• THE TASK: Work out the number of lines with the word "will" in the material below, then reply with that number only.

Dataset items:

* * *

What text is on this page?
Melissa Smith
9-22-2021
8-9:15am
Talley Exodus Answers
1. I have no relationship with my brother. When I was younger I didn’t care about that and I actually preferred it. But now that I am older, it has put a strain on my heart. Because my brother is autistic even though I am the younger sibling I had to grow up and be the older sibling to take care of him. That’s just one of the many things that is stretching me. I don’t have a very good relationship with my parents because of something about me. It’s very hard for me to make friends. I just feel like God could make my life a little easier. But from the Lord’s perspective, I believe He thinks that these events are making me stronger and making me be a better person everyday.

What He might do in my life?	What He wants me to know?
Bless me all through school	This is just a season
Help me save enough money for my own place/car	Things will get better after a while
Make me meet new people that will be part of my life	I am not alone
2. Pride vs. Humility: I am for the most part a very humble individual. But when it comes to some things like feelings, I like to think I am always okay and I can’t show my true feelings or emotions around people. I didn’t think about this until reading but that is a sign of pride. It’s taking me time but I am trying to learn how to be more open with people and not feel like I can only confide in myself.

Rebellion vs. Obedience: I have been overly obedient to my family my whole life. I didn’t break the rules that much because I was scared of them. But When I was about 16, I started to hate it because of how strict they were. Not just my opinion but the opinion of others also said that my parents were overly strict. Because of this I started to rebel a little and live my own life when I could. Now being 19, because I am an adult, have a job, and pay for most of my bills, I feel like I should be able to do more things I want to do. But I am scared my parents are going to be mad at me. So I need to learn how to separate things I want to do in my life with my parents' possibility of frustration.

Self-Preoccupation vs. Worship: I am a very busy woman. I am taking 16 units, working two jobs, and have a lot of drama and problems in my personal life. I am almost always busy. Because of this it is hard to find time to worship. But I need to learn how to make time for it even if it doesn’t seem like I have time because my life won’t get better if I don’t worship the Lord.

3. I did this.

* * *

• FINISHED TASK: 2